## Task input
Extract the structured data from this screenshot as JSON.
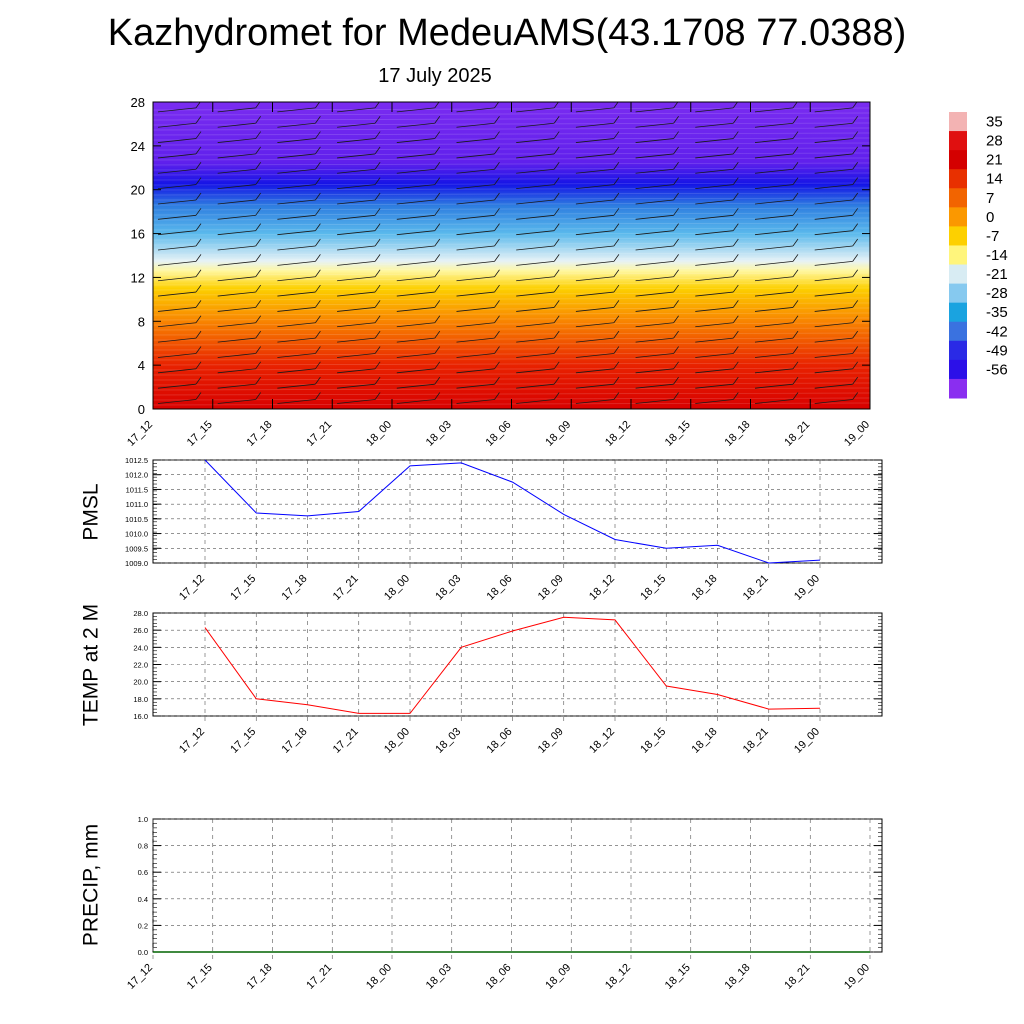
{
  "title": "Kazhydromet for MedeuAMS(43.1708 77.0388)",
  "subtitle": "17 July 2025",
  "chart_data": [
    {
      "type": "heatmap",
      "variable": "temperature by height",
      "x_ticks": [
        "17_12",
        "17_15",
        "17_18",
        "17_21",
        "18_00",
        "18_03",
        "18_06",
        "18_09",
        "18_12",
        "18_15",
        "18_18",
        "18_21",
        "19_00"
      ],
      "ylim": [
        0,
        28
      ],
      "y_ticks": [
        "0",
        "4",
        "8",
        "12",
        "16",
        "20",
        "24",
        "28"
      ],
      "colorbar": {
        "labels": [
          "35",
          "28",
          "21",
          "14",
          "7",
          "0",
          "-7",
          "-14",
          "-21",
          "-28",
          "-35",
          "-42",
          "-49",
          "-56"
        ],
        "colors": [
          "#f3b3b3",
          "#e01010",
          "#d40000",
          "#e83000",
          "#f26400",
          "#fb9800",
          "#fdd000",
          "#fff57c",
          "#d8ecf3",
          "#86c9ef",
          "#1aa3e0",
          "#3a72e0",
          "#2a2ae6",
          "#2c10e8",
          "#8a2ef0"
        ]
      },
      "description_bands": [
        {
          "height": 0,
          "color": "#d80000"
        },
        {
          "height": 4,
          "color": "#e82200"
        },
        {
          "height": 8,
          "color": "#f88400"
        },
        {
          "height": 11,
          "color": "#fdd000"
        },
        {
          "height": 12.6,
          "color": "#fff7a0"
        },
        {
          "height": 13.5,
          "color": "#e6f2f6"
        },
        {
          "height": 16,
          "color": "#5ab9ec"
        },
        {
          "height": 18.5,
          "color": "#2e7ee0"
        },
        {
          "height": 20.5,
          "color": "#1414e6"
        },
        {
          "height": 22.5,
          "color": "#6020ec"
        },
        {
          "height": 28,
          "color": "#7a2cf0"
        }
      ]
    },
    {
      "type": "line",
      "ylabel": "PMSL",
      "x": [
        "17_12",
        "17_15",
        "17_18",
        "17_21",
        "18_00",
        "18_03",
        "18_06",
        "18_09",
        "18_12",
        "18_15",
        "18_18",
        "18_21",
        "19_00"
      ],
      "values": [
        1012.5,
        1010.7,
        1010.6,
        1010.75,
        1012.3,
        1012.4,
        1011.75,
        1010.65,
        1009.8,
        1009.5,
        1009.6,
        1009.0,
        1009.1
      ],
      "ylim": [
        1009.0,
        1012.5
      ],
      "y_ticks": [
        "1009.0",
        "1009.5",
        "1010.0",
        "1010.5",
        "1011.0",
        "1011.5",
        "1012.0",
        "1012.5"
      ],
      "color": "#0000ff",
      "grid": true
    },
    {
      "type": "line",
      "ylabel": "TEMP at 2 M",
      "x": [
        "17_12",
        "17_15",
        "17_18",
        "17_21",
        "18_00",
        "18_03",
        "18_06",
        "18_09",
        "18_12",
        "18_15",
        "18_18",
        "18_21",
        "19_00"
      ],
      "values": [
        26.3,
        18.0,
        17.3,
        16.3,
        16.3,
        24.0,
        25.9,
        27.5,
        27.2,
        19.5,
        18.5,
        16.8,
        16.9
      ],
      "ylim": [
        16.0,
        28.0
      ],
      "y_ticks": [
        "16.0",
        "18.0",
        "20.0",
        "22.0",
        "24.0",
        "26.0",
        "28.0"
      ],
      "color": "#ff0000",
      "grid": true
    },
    {
      "type": "line",
      "ylabel": "PRECIP, mm",
      "x_ticks": [
        "17_12",
        "17_15",
        "17_18",
        "17_21",
        "18_00",
        "18_03",
        "18_06",
        "18_09",
        "18_12",
        "18_15",
        "18_18",
        "18_21",
        "19_00"
      ],
      "values": [
        0,
        0,
        0,
        0,
        0,
        0,
        0,
        0,
        0,
        0,
        0,
        0,
        0
      ],
      "ylim": [
        0.0,
        1.0
      ],
      "y_ticks": [
        "0.0",
        "0.2",
        "0.4",
        "0.6",
        "0.8",
        "1.0"
      ],
      "color": "#006400",
      "grid": true
    }
  ]
}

## Exercise
Without the pictures, extract every entry verbatim.

## Final result
Extract the structured data from this screenshot as JSON.
{
  "title": "Kazhydromet for MedeuAMS(43.1708 77.0388)",
  "subtitle": "17 July 2025",
  "chart_data": [
    {
      "type": "heatmap",
      "variable": "temperature by height",
      "x_ticks": [
        "17_12",
        "17_15",
        "17_18",
        "17_21",
        "18_00",
        "18_03",
        "18_06",
        "18_09",
        "18_12",
        "18_15",
        "18_18",
        "18_21",
        "19_00"
      ],
      "ylim": [
        0,
        28
      ],
      "y_ticks": [
        "0",
        "4",
        "8",
        "12",
        "16",
        "20",
        "24",
        "28"
      ],
      "colorbar": {
        "labels": [
          "35",
          "28",
          "21",
          "14",
          "7",
          "0",
          "-7",
          "-14",
          "-21",
          "-28",
          "-35",
          "-42",
          "-49",
          "-56"
        ],
        "colors": [
          "#f3b3b3",
          "#e01010",
          "#d40000",
          "#e83000",
          "#f26400",
          "#fb9800",
          "#fdd000",
          "#fff57c",
          "#d8ecf3",
          "#86c9ef",
          "#1aa3e0",
          "#3a72e0",
          "#2a2ae6",
          "#2c10e8",
          "#8a2ef0"
        ]
      },
      "description_bands": [
        {
          "height": 0,
          "color": "#d80000"
        },
        {
          "height": 4,
          "color": "#e82200"
        },
        {
          "height": 8,
          "color": "#f88400"
        },
        {
          "height": 11,
          "color": "#fdd000"
        },
        {
          "height": 12.6,
          "color": "#fff7a0"
        },
        {
          "height": 13.5,
          "color": "#e6f2f6"
        },
        {
          "height": 16,
          "color": "#5ab9ec"
        },
        {
          "height": 18.5,
          "color": "#2e7ee0"
        },
        {
          "height": 20.5,
          "color": "#1414e6"
        },
        {
          "height": 22.5,
          "color": "#6020ec"
        },
        {
          "height": 28,
          "color": "#7a2cf0"
        }
      ]
    },
    {
      "type": "line",
      "ylabel": "PMSL",
      "x": [
        "17_12",
        "17_15",
        "17_18",
        "17_21",
        "18_00",
        "18_03",
        "18_06",
        "18_09",
        "18_12",
        "18_15",
        "18_18",
        "18_21",
        "19_00"
      ],
      "values": [
        1012.5,
        1010.7,
        1010.6,
        1010.75,
        1012.3,
        1012.4,
        1011.75,
        1010.65,
        1009.8,
        1009.5,
        1009.6,
        1009.0,
        1009.1
      ],
      "ylim": [
        1009.0,
        1012.5
      ],
      "y_ticks": [
        "1009.0",
        "1009.5",
        "1010.0",
        "1010.5",
        "1011.0",
        "1011.5",
        "1012.0",
        "1012.5"
      ],
      "color": "#0000ff",
      "grid": true
    },
    {
      "type": "line",
      "ylabel": "TEMP at 2 M",
      "x": [
        "17_12",
        "17_15",
        "17_18",
        "17_21",
        "18_00",
        "18_03",
        "18_06",
        "18_09",
        "18_12",
        "18_15",
        "18_18",
        "18_21",
        "19_00"
      ],
      "values": [
        26.3,
        18.0,
        17.3,
        16.3,
        16.3,
        24.0,
        25.9,
        27.5,
        27.2,
        19.5,
        18.5,
        16.8,
        16.9
      ],
      "ylim": [
        16.0,
        28.0
      ],
      "y_ticks": [
        "16.0",
        "18.0",
        "20.0",
        "22.0",
        "24.0",
        "26.0",
        "28.0"
      ],
      "color": "#ff0000",
      "grid": true
    },
    {
      "type": "line",
      "ylabel": "PRECIP, mm",
      "x_ticks": [
        "17_12",
        "17_15",
        "17_18",
        "17_21",
        "18_00",
        "18_03",
        "18_06",
        "18_09",
        "18_12",
        "18_15",
        "18_18",
        "18_21",
        "19_00"
      ],
      "values": [
        0,
        0,
        0,
        0,
        0,
        0,
        0,
        0,
        0,
        0,
        0,
        0,
        0
      ],
      "ylim": [
        0.0,
        1.0
      ],
      "y_ticks": [
        "0.0",
        "0.2",
        "0.4",
        "0.6",
        "0.8",
        "1.0"
      ],
      "color": "#006400",
      "grid": true
    }
  ]
}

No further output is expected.